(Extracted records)
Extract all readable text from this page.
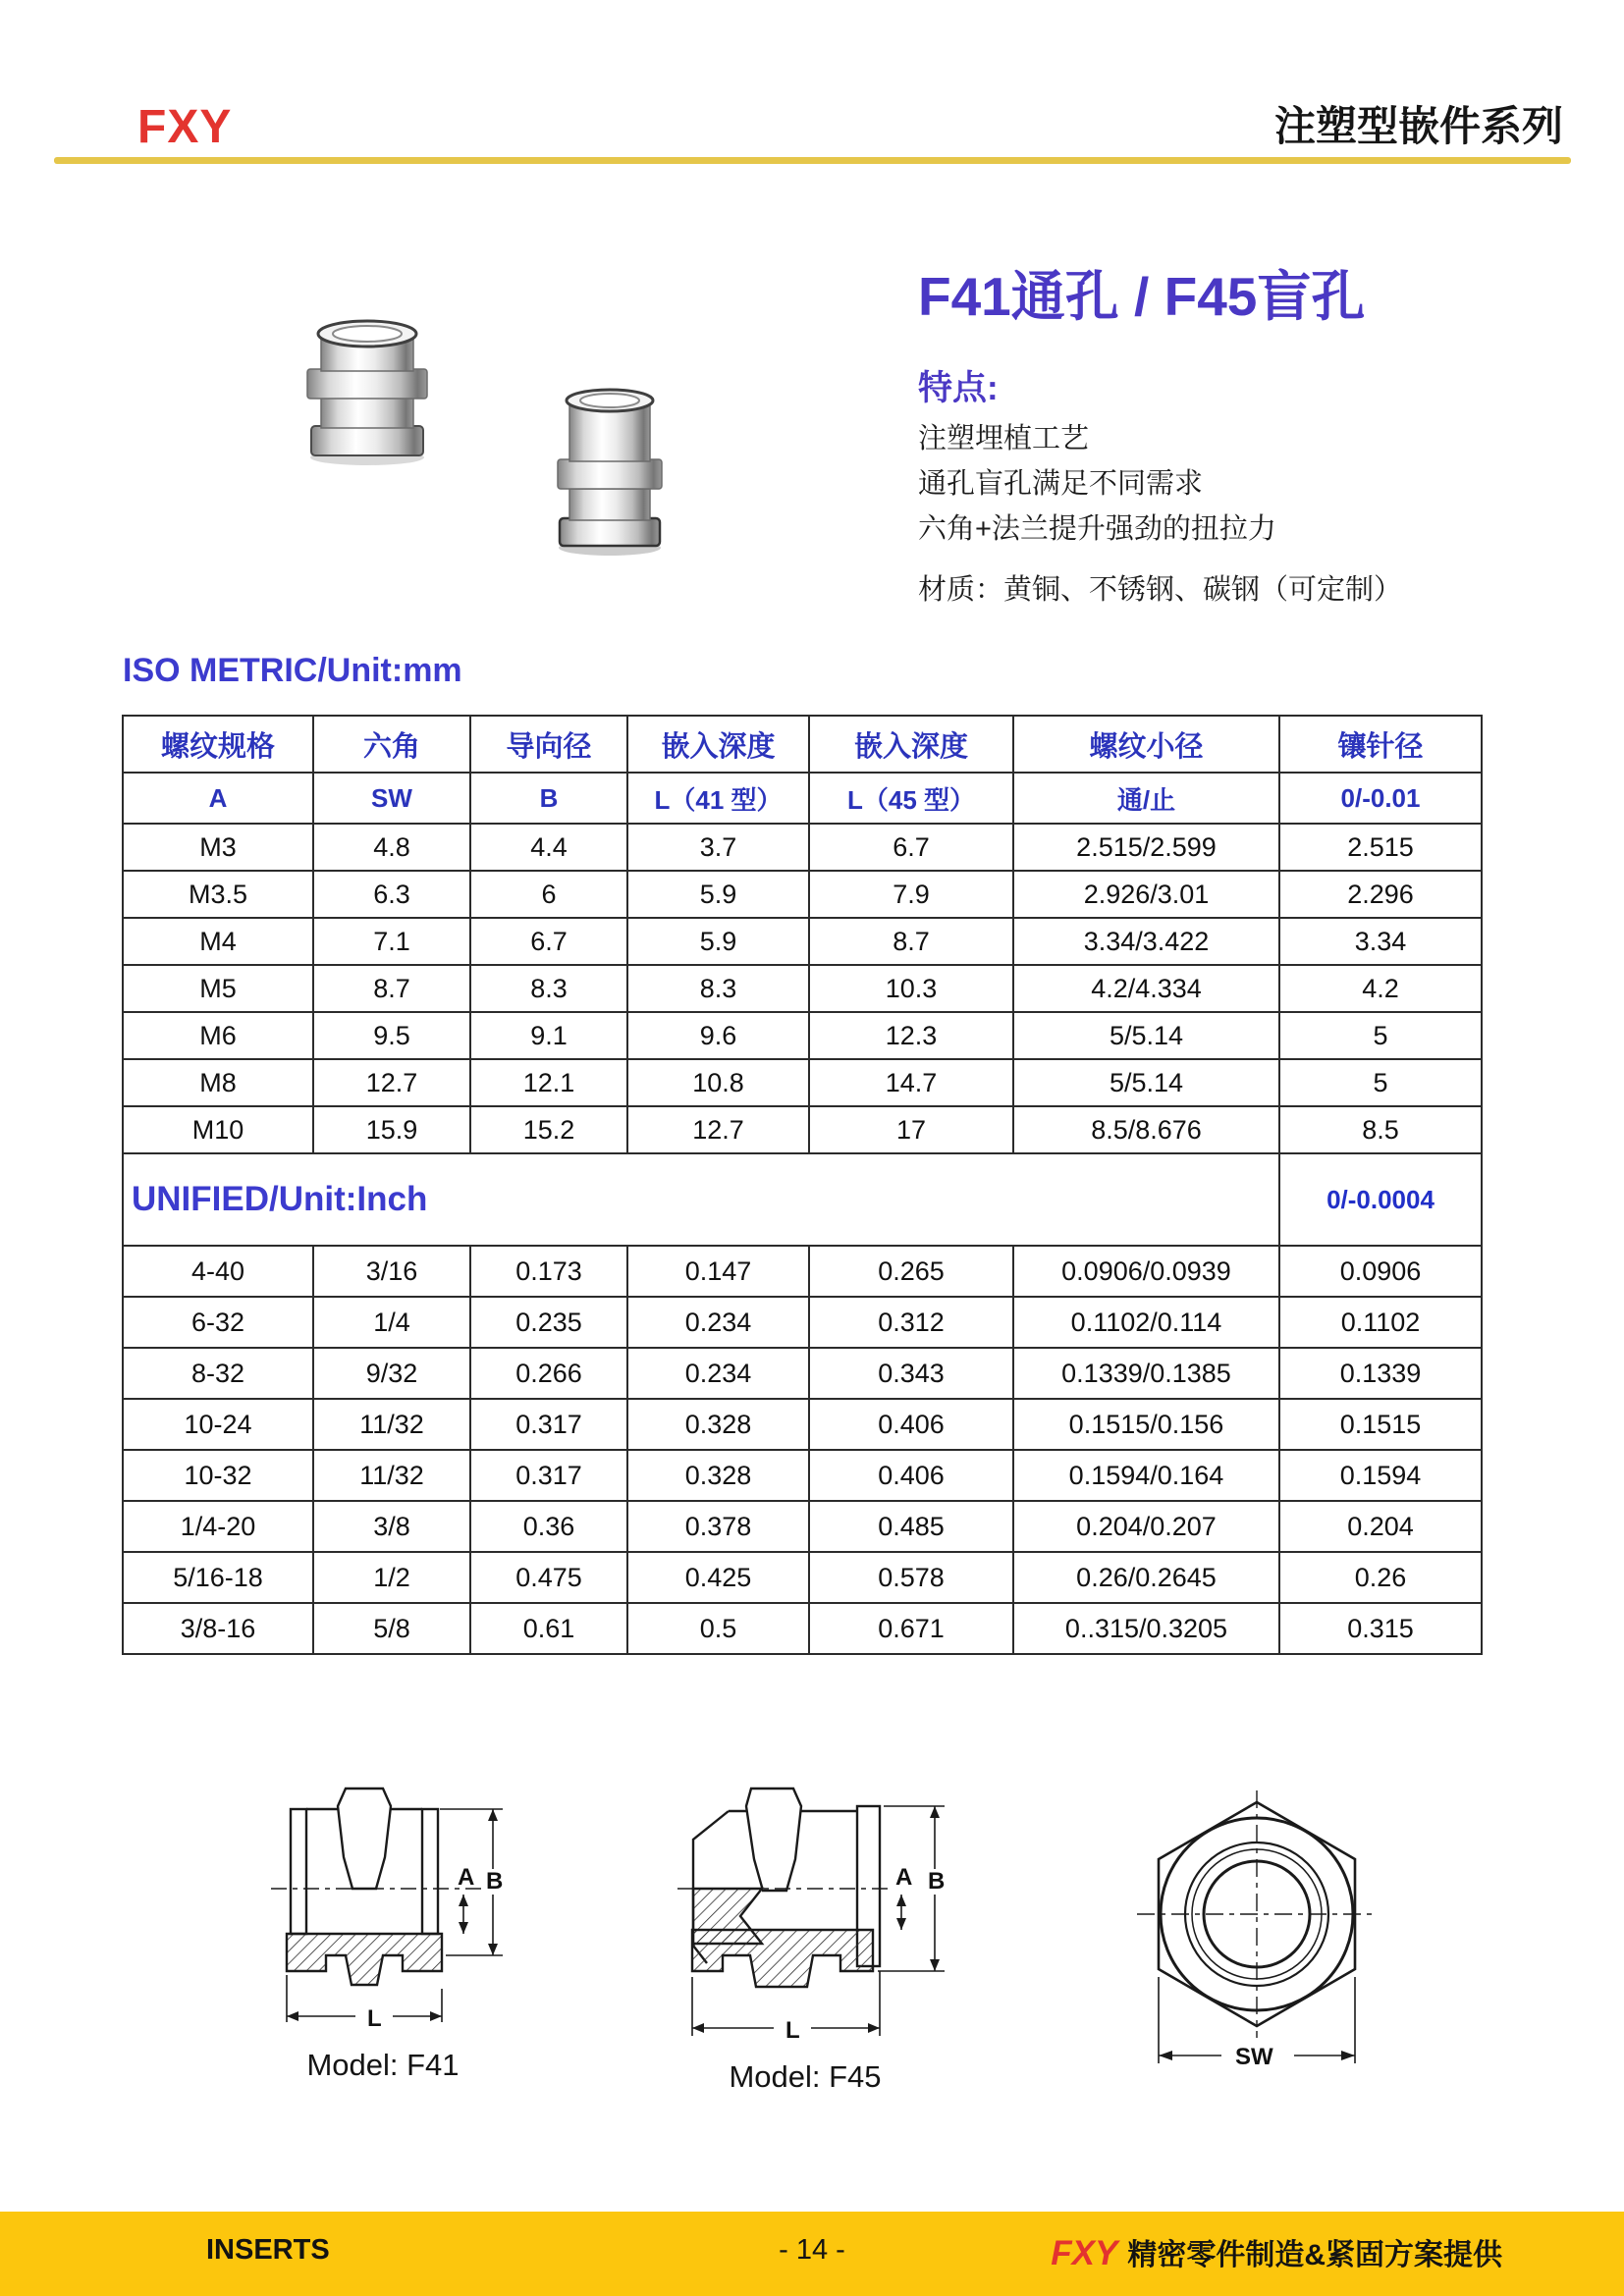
FXY	注塑型嵌件系列
F41通孔 / F45盲孔
特点:
注塑埋植工艺
通孔盲孔满足不同需求
六角+法兰提升强劲的扭拉力
材质：黄铜、不锈钢、碳钢（可定制）
ISO METRIC/Unit:mm
螺纹规格	六角	导向径	嵌入深度	嵌入深度	螺纹小径	镶针径
A	SW	B	L（41 型）	L（45 型）	通/止	0/-0.01
M3	4.8	4.4	3.7	6.7	2.515/2.599	2.515
M3.5	6.3	6	5.9	7.9	2.926/3.01	2.296
M4	7.1	6.7	5.9	8.7	3.34/3.422	3.34
M5	8.7	8.3	8.3	10.3	4.2/4.334	4.2
M6	9.5	9.1	9.6	12.3	5/5.14	5
M8	12.7	12.1	10.8	14.7	5/5.14	5
M10	15.9	15.2	12.7	17	8.5/8.676	8.5
UNIFIED/Unit:Inch						0/-0.0004
4-40	3/16	0.173	0.147	0.265	0.0906/0.0939	0.0906
6-32	1/4	0.235	0.234	0.312	0.1102/0.114	0.1102
8-32	9/32	0.266	0.234	0.343	0.1339/0.1385	0.1339
10-24	11/32	0.317	0.328	0.406	0.1515/0.156	0.1515
10-32	11/32	0.317	0.328	0.406	0.1594/0.164	0.1594
1/4-20	3/8	0.36	0.378	0.485	0.204/0.207	0.204
5/16-18	1/2	0.475	0.425	0.578	0.26/0.2645	0.26
3/8-16	5/8	0.61	0.5	0.671	0..315/0.3205	0.315
A B
L
Model: F41
A B
L
Model: F45
SW
INSERTS	- 14 -	FXY 精密零件制造&紧固方案提供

**Task instructions**: From the entries above, copy every line containing the word "Unit".

**Written response**:
ISO METRIC/Unit:mm
UNIFIED/Unit:Inch						0/-0.0004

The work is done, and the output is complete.